Raw records
++++
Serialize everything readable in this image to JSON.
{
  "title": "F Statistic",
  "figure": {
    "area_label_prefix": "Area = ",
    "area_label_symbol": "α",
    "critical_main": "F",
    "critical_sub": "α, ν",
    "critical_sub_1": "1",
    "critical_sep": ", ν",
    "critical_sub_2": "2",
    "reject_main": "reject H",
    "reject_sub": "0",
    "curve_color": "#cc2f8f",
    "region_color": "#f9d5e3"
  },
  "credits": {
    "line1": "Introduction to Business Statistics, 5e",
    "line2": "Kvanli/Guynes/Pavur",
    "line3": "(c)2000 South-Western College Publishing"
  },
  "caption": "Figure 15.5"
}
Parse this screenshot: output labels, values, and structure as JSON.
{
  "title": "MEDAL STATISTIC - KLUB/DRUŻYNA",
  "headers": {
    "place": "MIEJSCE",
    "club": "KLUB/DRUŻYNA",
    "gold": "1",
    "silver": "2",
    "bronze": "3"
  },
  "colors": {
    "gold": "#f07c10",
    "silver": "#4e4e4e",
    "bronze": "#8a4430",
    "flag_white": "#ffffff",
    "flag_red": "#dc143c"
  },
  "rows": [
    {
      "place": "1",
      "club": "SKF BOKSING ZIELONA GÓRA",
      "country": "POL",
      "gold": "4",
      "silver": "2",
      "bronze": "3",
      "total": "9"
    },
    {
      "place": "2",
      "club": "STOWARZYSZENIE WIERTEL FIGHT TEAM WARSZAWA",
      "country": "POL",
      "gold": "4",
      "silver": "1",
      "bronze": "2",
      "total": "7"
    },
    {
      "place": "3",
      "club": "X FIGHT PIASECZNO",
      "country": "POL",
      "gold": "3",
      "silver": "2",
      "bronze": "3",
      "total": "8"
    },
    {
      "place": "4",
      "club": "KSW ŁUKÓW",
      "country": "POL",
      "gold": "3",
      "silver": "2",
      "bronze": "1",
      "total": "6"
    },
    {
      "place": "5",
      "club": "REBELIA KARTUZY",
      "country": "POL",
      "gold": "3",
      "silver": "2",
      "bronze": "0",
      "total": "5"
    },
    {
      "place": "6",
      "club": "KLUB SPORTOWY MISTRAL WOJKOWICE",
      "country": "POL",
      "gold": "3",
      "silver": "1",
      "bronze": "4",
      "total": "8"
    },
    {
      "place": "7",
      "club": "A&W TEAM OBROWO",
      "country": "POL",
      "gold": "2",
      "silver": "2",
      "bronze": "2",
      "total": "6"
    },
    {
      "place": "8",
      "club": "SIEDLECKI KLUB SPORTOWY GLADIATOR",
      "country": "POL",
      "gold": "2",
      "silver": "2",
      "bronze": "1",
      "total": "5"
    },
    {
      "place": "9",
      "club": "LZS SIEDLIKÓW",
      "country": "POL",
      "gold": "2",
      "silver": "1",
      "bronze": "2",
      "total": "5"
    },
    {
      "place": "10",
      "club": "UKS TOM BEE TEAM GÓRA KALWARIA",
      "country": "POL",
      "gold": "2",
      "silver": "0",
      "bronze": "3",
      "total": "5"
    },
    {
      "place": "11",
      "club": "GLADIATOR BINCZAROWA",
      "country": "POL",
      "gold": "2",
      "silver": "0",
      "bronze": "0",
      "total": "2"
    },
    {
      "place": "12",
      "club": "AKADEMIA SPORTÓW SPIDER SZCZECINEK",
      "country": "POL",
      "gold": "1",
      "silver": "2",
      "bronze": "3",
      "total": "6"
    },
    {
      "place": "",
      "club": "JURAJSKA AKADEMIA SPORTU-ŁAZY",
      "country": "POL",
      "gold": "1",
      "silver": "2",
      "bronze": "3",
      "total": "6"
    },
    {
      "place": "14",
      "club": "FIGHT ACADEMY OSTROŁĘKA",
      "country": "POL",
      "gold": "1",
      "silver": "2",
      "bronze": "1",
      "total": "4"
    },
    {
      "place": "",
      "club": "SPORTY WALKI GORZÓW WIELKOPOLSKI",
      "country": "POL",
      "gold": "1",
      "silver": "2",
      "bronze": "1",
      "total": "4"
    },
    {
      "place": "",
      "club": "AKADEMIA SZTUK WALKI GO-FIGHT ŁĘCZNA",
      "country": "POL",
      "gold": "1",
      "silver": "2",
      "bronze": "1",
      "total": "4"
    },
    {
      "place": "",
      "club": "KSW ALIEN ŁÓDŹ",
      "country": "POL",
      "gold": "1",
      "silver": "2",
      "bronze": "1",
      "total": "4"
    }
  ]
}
++++
Work to complete
Transcribe the material exactly as it reads.

Right answer
Serialize everything readable in this image to JSON.
{
  "title": "F Statistic",
  "figure": {
    "area_label_prefix": "Area = ",
    "area_label_symbol": "α",
    "critical_main": "F",
    "critical_sub": "α, ν",
    "critical_sub_1": "1",
    "critical_sep": ", ν",
    "critical_sub_2": "2",
    "reject_main": "reject H",
    "reject_sub": "0",
    "curve_color": "#cc2f8f",
    "region_color": "#f9d5e3"
  },
  "credits": {
    "line1": "Introduction to Business Statistics, 5e",
    "line2": "Kvanli/Guynes/Pavur",
    "line3": "(c)2000 South-Western College Publishing"
  },
  "caption": "Figure 15.5"
}
Parse this screenshot: output labels, values, and structure as JSON.
{
  "title": "MEDAL STATISTIC - KLUB/DRUŻYNA",
  "headers": {
    "place": "MIEJSCE",
    "club": "KLUB/DRUŻYNA",
    "gold": "1",
    "silver": "2",
    "bronze": "3"
  },
  "colors": {
    "gold": "#f07c10",
    "silver": "#4e4e4e",
    "bronze": "#8a4430",
    "flag_white": "#ffffff",
    "flag_red": "#dc143c"
  },
  "rows": [
    {
      "place": "1",
      "club": "SKF BOKSING ZIELONA GÓRA",
      "country": "POL",
      "gold": "4",
      "silver": "2",
      "bronze": "3",
      "total": "9"
    },
    {
      "place": "2",
      "club": "STOWARZYSZENIE WIERTEL FIGHT TEAM WARSZAWA",
      "country": "POL",
      "gold": "4",
      "silver": "1",
      "bronze": "2",
      "total": "7"
    },
    {
      "place": "3",
      "club": "X FIGHT PIASECZNO",
      "country": "POL",
      "gold": "3",
      "silver": "2",
      "bronze": "3",
      "total": "8"
    },
    {
      "place": "4",
      "club": "KSW ŁUKÓW",
      "country": "POL",
      "gold": "3",
      "silver": "2",
      "bronze": "1",
      "total": "6"
    },
    {
      "place": "5",
      "club": "REBELIA KARTUZY",
      "country": "POL",
      "gold": "3",
      "silver": "2",
      "bronze": "0",
      "total": "5"
    },
    {
      "place": "6",
      "club": "KLUB SPORTOWY MISTRAL WOJKOWICE",
      "country": "POL",
      "gold": "3",
      "silver": "1",
      "bronze": "4",
      "total": "8"
    },
    {
      "place": "7",
      "club": "A&W TEAM OBROWO",
      "country": "POL",
      "gold": "2",
      "silver": "2",
      "bronze": "2",
      "total": "6"
    },
    {
      "place": "8",
      "club": "SIEDLECKI KLUB SPORTOWY GLADIATOR",
      "country": "POL",
      "gold": "2",
      "silver": "2",
      "bronze": "1",
      "total": "5"
    },
    {
      "place": "9",
      "club": "LZS SIEDLIKÓW",
      "country": "POL",
      "gold": "2",
      "silver": "1",
      "bronze": "2",
      "total": "5"
    },
    {
      "place": "10",
      "club": "UKS TOM BEE TEAM GÓRA KALWARIA",
      "country": "POL",
      "gold": "2",
      "silver": "0",
      "bronze": "3",
      "total": "5"
    },
    {
      "place": "11",
      "club": "GLADIATOR BINCZAROWA",
      "country": "POL",
      "gold": "2",
      "silver": "0",
      "bronze": "0",
      "total": "2"
    },
    {
      "place": "12",
      "club": "AKADEMIA SPORTÓW SPIDER SZCZECINEK",
      "country": "POL",
      "gold": "1",
      "silver": "2",
      "bronze": "3",
      "total": "6"
    },
    {
      "place": "",
      "club": "JURAJSKA AKADEMIA SPORTU-ŁAZY",
      "country": "POL",
      "gold": "1",
      "silver": "2",
      "bronze": "3",
      "total": "6"
    },
    {
      "place": "14",
      "club": "FIGHT ACADEMY OSTROŁĘKA",
      "country": "POL",
      "gold": "1",
      "silver": "2",
      "bronze": "1",
      "total": "4"
    },
    {
      "place": "",
      "club": "SPORTY WALKI GORZÓW WIELKOPOLSKI",
      "country": "POL",
      "gold": "1",
      "silver": "2",
      "bronze": "1",
      "total": "4"
    },
    {
      "place": "",
      "club": "AKADEMIA SZTUK WALKI GO-FIGHT ŁĘCZNA",
      "country": "POL",
      "gold": "1",
      "silver": "2",
      "bronze": "1",
      "total": "4"
    },
    {
      "place": "",
      "club": "KSW ALIEN ŁÓDŹ",
      "country": "POL",
      "gold": "1",
      "silver": "2",
      "bronze": "1",
      "total": "4"
    }
  ]
}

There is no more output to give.